**Do this**
Without changing a character, return the entries, but not the images they hold.

**Input**
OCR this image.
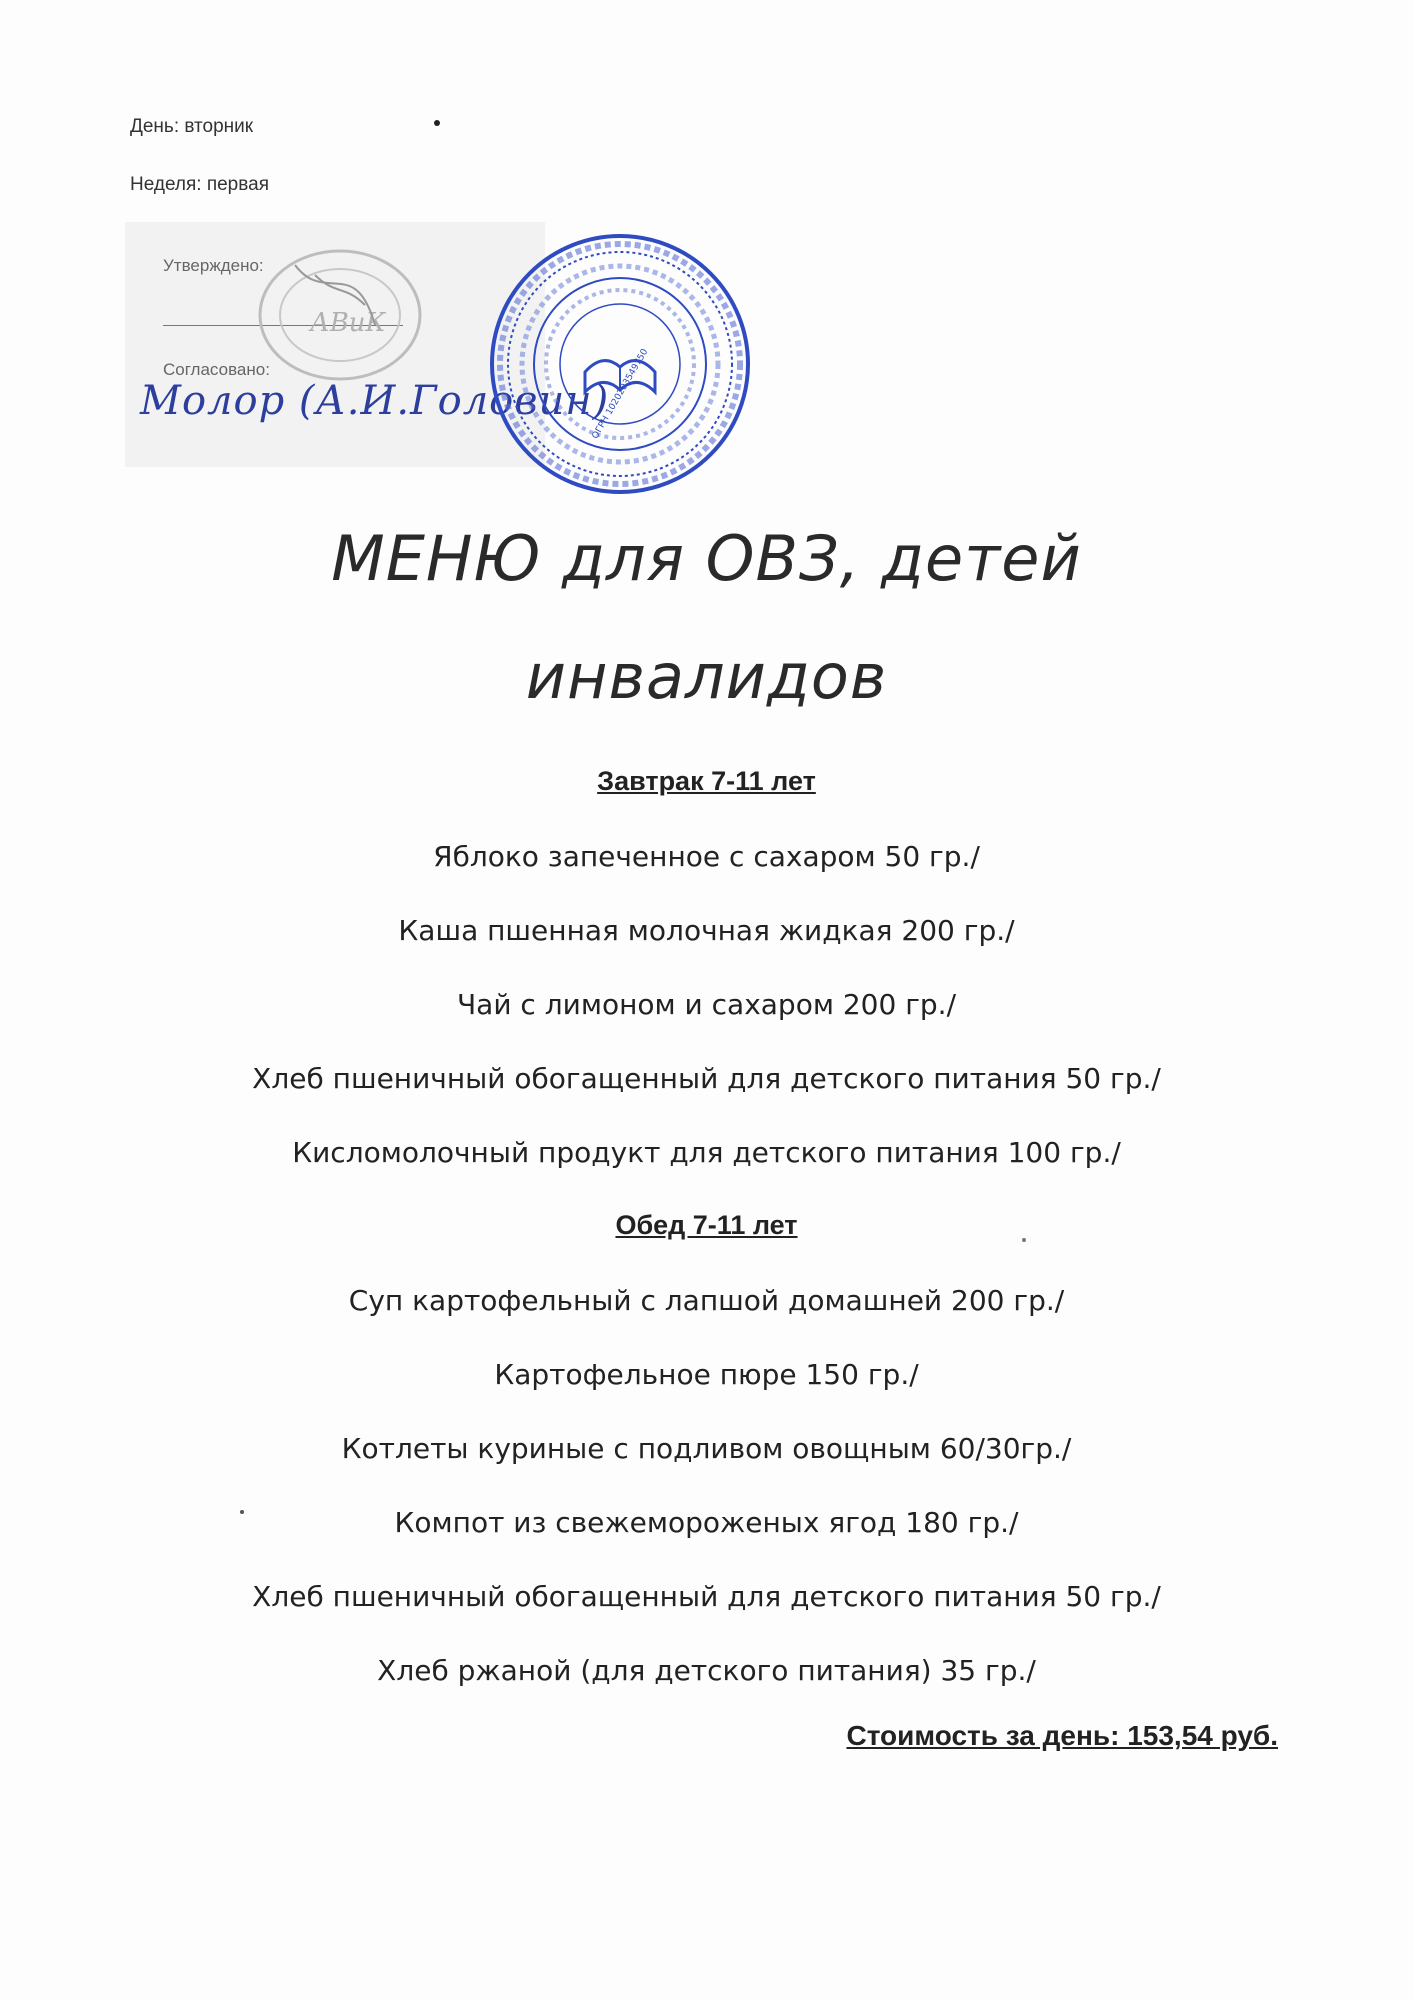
День: вторник
Неделя: первая
Утверждено:
Согласовано:
АВиК
Молор (А.И.Головин)
ОГРН 1020203549750
МЕНЮ для ОВЗ, детей
инвалидов
Завтрак 7-11 лет
Яблоко запеченное с сахаром 50 гр./
Каша пшенная молочная жидкая 200 гр./
Чай с лимоном и сахаром 200 гр./
Хлеб пшеничный обогащенный для детского питания 50 гр./
Кисломолочный продукт для детского питания 100 гр./
Обед 7-11 лет
Суп картофельный с лапшой домашней 200 гр./
Картофельное пюре 150 гр./
Котлеты куриные с подливом овощным 60/30гр./
Компот из свежемороженых ягод 180 гр./
Хлеб пшеничный обогащенный для детского питания 50 гр./
Хлеб ржаной (для детского питания) 35 гр./
Стоимость за день: 153,54 руб.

**Exercise result**
OCR this image.
День: вторник
Неделя: первая
Утверждено:
Согласовано:
АВиК
Молор (А.И.Головин)
ОГРН 1020203549750
МЕНЮ для ОВЗ, детей
инвалидов
Завтрак 7-11 лет
Яблоко запеченное с сахаром 50 гр./
Каша пшенная молочная жидкая 200 гр./
Чай с лимоном и сахаром 200 гр./
Хлеб пшеничный обогащенный для детского питания 50 гр./
Кисломолочный продукт для детского питания 100 гр./
Обед 7-11 лет
Суп картофельный с лапшой домашней 200 гр./
Картофельное пюре 150 гр./
Котлеты куриные с подливом овощным 60/30гр./
Компот из свежемороженых ягод 180 гр./
Хлеб пшеничный обогащенный для детского питания 50 гр./
Хлеб ржаной (для детского питания) 35 гр./
Стоимость за день: 153,54 руб.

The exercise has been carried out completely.